## STATED PROBLEM:
For the records below, say how many lines contain the string "annotation". Give the number only.

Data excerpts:
....
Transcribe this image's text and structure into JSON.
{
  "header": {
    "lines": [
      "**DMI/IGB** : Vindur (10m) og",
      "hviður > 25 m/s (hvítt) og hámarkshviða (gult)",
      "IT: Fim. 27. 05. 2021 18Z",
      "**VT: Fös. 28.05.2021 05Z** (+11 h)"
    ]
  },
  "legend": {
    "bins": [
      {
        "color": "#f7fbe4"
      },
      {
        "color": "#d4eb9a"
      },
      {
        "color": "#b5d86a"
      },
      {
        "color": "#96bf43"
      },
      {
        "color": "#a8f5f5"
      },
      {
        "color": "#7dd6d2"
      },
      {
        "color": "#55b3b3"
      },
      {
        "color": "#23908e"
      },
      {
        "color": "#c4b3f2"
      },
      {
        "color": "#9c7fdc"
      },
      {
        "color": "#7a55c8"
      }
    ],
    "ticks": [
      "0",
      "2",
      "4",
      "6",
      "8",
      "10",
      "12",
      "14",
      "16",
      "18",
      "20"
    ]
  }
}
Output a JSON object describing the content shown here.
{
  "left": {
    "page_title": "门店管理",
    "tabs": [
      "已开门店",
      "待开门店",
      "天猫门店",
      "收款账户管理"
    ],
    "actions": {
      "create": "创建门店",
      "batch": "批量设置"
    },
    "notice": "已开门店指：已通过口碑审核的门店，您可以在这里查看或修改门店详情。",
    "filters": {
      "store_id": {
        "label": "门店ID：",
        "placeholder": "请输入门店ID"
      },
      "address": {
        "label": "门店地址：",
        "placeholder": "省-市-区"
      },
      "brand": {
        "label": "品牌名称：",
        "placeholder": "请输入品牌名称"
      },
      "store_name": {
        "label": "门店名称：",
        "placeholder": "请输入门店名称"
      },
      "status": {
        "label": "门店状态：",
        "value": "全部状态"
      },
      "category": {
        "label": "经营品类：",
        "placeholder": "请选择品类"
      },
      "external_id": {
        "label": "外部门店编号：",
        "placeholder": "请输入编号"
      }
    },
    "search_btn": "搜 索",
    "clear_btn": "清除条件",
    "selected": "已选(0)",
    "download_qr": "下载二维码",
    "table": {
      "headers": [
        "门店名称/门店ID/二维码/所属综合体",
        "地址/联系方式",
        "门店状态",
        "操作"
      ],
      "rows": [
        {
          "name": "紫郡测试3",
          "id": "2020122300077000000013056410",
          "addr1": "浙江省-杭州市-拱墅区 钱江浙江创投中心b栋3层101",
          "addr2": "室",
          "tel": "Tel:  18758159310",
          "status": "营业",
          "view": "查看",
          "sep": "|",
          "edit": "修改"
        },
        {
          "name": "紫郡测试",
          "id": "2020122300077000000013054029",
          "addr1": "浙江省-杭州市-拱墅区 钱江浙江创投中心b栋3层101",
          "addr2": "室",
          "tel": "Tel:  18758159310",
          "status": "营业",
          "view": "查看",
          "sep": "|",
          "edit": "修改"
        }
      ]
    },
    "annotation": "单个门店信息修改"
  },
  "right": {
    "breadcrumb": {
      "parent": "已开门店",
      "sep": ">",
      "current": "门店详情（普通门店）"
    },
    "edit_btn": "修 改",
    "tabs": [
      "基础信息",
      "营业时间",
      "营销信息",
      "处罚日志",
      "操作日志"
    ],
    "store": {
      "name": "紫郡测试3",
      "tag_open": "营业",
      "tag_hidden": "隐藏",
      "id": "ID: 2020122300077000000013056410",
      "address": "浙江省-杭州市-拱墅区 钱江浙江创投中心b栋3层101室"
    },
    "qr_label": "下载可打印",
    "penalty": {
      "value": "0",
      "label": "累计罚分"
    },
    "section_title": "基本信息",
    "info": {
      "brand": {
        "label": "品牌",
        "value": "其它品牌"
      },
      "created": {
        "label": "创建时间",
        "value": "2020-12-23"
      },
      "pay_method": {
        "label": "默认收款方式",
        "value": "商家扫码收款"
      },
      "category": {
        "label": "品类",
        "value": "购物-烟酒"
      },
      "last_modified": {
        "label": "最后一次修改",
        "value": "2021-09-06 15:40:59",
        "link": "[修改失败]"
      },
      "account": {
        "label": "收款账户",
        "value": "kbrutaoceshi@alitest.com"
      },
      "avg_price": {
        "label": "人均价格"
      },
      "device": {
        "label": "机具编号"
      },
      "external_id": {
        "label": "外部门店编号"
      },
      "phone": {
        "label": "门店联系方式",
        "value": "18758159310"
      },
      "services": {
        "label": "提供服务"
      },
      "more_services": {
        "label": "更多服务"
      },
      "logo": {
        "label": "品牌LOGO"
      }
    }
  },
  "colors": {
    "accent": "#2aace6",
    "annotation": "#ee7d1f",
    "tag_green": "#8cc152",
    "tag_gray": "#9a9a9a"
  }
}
....
## TASK OUTPUT:
2